(Data extracted from a collection)
+++++

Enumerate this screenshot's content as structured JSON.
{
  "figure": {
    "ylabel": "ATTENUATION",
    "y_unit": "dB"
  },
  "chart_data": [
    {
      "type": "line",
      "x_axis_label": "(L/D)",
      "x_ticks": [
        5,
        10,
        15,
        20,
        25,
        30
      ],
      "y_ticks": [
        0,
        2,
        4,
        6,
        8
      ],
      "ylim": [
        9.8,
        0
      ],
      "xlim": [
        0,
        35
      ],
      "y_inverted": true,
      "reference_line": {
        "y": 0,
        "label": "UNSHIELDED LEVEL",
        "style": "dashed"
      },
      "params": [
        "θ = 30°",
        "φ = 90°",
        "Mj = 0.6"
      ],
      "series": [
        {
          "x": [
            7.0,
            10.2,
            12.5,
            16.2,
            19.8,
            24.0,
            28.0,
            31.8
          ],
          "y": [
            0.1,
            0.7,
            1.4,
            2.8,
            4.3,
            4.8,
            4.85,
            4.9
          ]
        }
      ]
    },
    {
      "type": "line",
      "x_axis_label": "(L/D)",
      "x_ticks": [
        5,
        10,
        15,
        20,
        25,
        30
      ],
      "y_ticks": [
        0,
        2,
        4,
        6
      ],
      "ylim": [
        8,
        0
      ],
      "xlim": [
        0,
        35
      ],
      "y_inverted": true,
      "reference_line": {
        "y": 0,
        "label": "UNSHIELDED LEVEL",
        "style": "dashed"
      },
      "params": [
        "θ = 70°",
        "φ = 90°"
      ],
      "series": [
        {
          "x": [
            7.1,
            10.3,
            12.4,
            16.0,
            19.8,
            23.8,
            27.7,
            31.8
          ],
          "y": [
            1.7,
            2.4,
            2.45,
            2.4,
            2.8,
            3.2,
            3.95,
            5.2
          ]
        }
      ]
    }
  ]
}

+++++

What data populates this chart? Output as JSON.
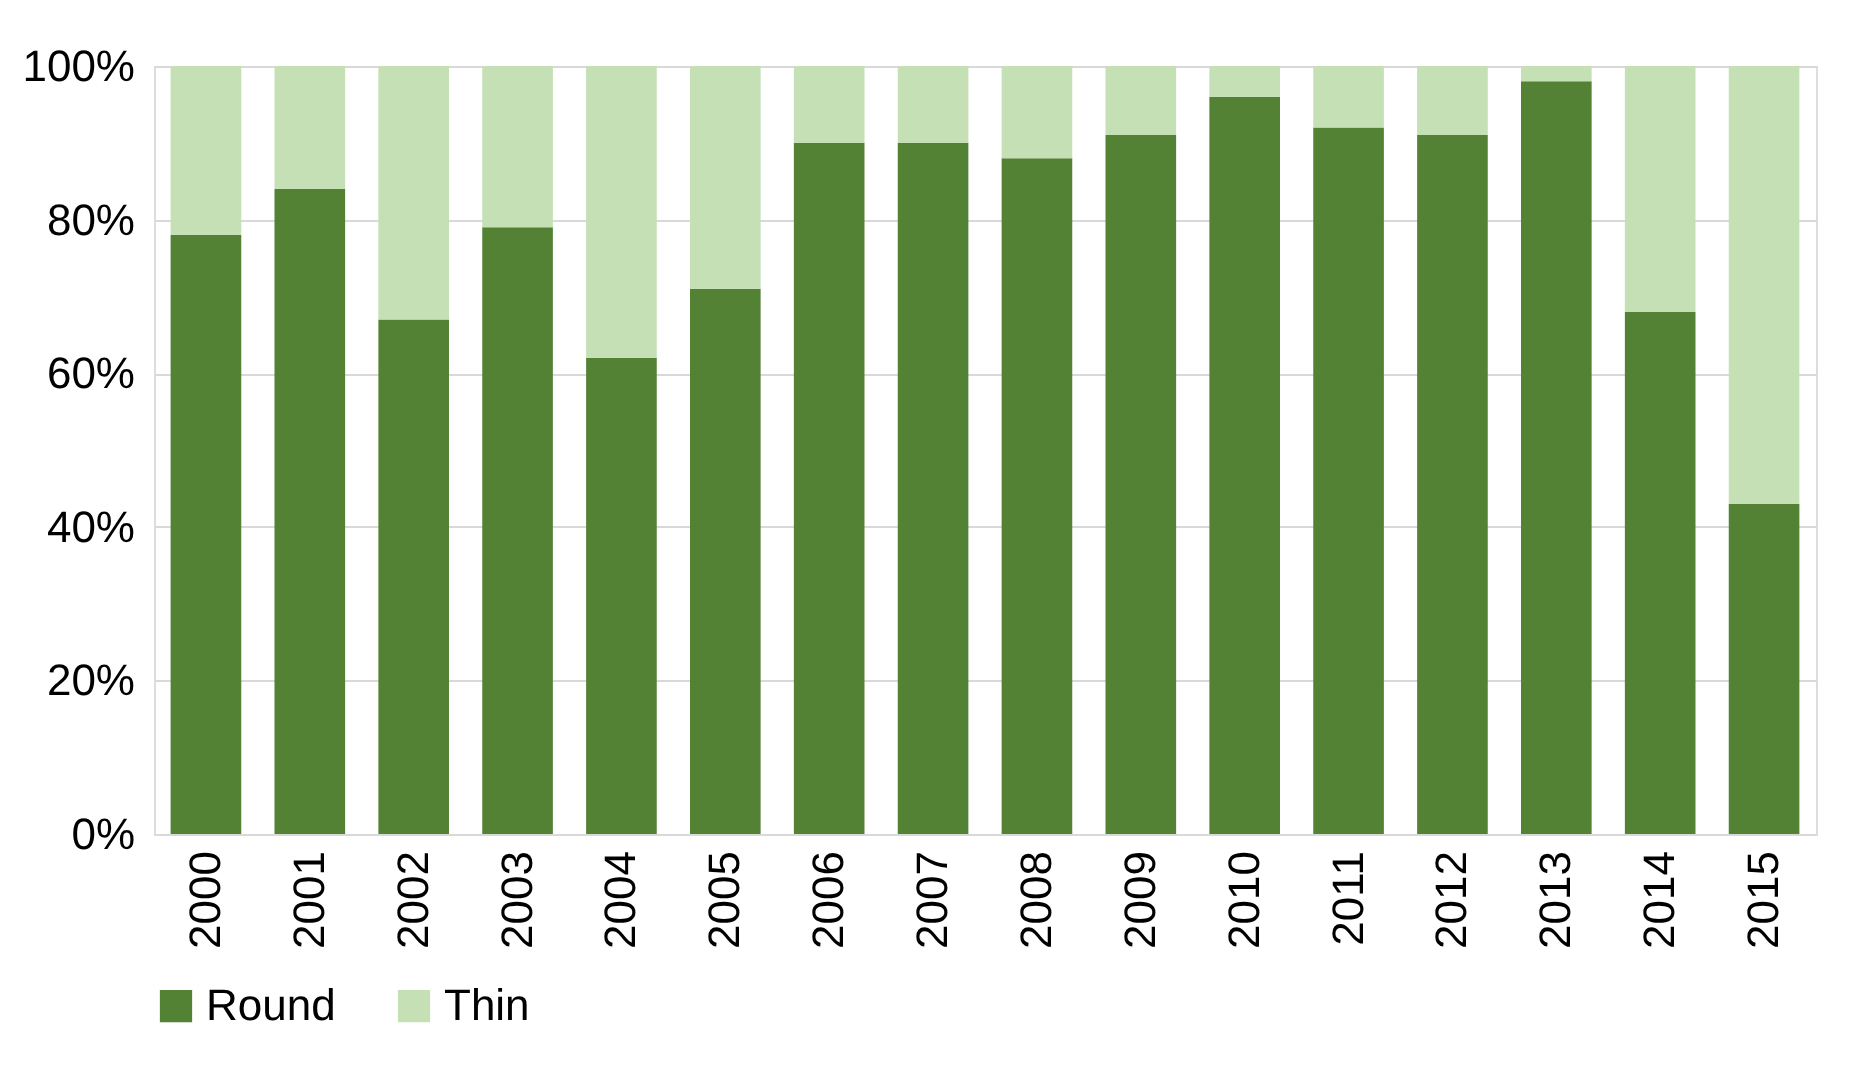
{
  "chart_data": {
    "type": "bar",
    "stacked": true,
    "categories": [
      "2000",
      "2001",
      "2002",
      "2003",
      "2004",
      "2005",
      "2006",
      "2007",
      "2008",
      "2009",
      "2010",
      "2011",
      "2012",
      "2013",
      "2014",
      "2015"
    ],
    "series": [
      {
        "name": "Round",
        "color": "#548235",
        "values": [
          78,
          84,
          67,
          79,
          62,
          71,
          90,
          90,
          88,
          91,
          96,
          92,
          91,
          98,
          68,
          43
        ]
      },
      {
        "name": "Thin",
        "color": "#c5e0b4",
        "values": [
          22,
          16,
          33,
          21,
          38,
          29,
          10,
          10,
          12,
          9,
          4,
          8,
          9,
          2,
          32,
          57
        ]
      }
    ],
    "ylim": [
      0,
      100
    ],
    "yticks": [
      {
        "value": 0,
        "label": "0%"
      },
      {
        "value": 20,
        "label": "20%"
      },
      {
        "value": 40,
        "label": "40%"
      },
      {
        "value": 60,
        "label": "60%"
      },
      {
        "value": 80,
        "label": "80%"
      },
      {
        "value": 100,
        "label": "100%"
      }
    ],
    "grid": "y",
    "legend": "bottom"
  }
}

+++++

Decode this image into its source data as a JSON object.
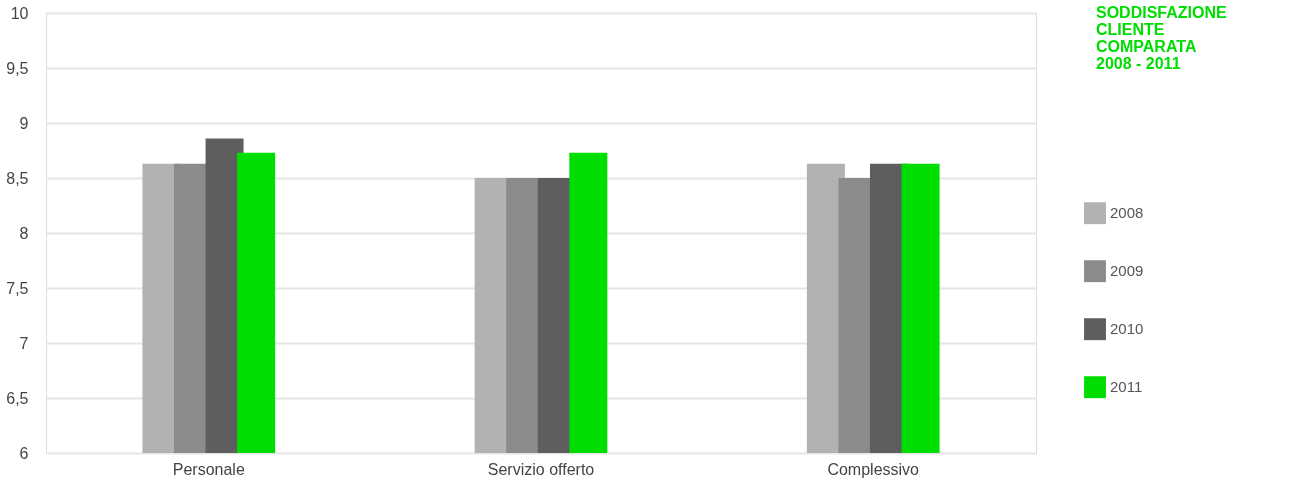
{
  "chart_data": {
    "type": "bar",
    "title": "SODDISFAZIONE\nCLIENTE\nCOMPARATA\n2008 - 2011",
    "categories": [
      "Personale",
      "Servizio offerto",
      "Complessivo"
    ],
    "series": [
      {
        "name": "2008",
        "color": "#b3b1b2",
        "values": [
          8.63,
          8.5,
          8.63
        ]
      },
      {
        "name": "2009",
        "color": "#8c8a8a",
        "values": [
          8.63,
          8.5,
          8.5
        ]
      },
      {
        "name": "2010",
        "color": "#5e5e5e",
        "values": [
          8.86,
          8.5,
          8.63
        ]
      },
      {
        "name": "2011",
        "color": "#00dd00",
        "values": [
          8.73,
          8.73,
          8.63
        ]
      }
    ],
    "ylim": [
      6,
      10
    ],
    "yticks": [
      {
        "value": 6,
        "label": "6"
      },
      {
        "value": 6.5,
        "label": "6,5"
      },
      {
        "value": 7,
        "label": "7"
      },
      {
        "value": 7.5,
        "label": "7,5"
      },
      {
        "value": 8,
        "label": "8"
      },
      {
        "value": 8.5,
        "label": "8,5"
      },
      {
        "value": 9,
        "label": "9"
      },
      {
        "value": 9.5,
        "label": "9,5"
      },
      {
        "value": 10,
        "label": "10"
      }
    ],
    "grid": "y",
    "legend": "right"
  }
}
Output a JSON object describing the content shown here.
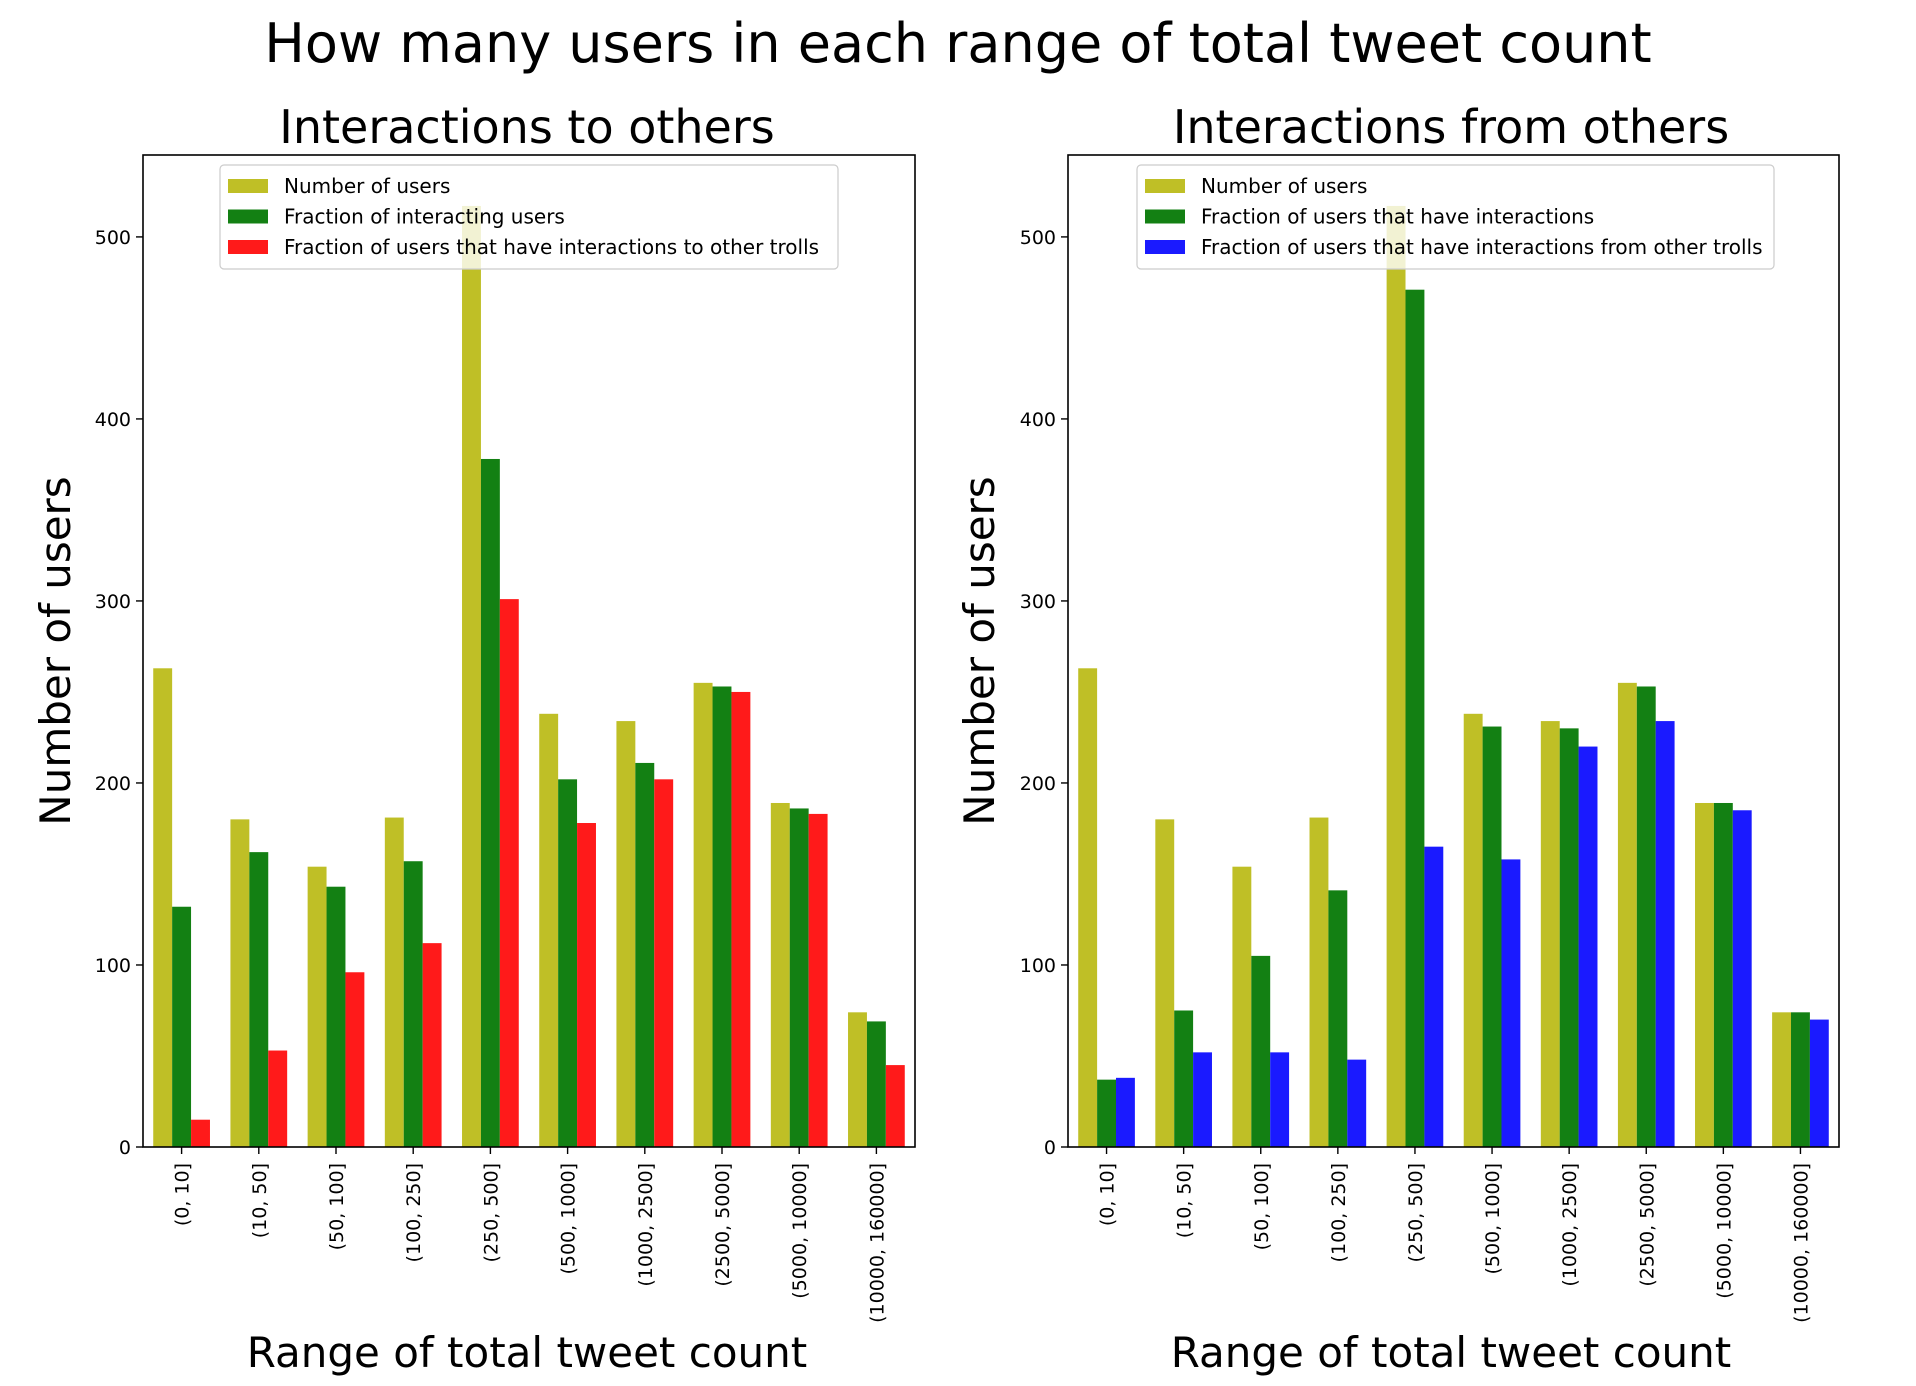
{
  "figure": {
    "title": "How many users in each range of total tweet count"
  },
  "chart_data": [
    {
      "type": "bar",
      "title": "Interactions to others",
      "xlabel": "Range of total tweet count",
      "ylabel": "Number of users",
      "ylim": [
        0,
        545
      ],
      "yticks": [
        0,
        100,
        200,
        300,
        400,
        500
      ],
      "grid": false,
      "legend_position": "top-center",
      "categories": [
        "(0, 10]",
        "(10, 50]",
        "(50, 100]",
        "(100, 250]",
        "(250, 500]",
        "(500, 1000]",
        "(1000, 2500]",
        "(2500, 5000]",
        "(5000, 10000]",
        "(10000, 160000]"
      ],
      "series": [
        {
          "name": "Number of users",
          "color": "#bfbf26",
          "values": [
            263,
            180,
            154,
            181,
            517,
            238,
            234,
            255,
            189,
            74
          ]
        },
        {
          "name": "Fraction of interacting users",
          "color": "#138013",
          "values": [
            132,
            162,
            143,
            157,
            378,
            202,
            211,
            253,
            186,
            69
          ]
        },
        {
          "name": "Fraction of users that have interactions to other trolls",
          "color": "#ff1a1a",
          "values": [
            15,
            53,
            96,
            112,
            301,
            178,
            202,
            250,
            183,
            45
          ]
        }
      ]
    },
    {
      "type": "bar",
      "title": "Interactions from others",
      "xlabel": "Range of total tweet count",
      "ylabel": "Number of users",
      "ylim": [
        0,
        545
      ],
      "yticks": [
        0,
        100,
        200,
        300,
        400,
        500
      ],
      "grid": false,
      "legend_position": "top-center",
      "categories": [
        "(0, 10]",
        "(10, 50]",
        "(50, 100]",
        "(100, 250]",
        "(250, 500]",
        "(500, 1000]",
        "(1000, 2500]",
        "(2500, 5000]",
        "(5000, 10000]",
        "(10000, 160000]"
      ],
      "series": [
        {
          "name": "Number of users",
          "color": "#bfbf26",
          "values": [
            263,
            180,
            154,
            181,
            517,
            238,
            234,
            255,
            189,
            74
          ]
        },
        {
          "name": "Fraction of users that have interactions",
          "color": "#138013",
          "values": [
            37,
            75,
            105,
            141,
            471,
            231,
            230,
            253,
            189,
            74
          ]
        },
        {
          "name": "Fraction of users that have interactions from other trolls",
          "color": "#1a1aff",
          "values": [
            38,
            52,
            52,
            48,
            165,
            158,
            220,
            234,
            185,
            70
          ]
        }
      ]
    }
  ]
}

+++++

• [Task requirements]: Identify and copy the lines holding the word "others".

• [Task answer]:
      "title": "Interactions to others",
      "title": "Interactions from others",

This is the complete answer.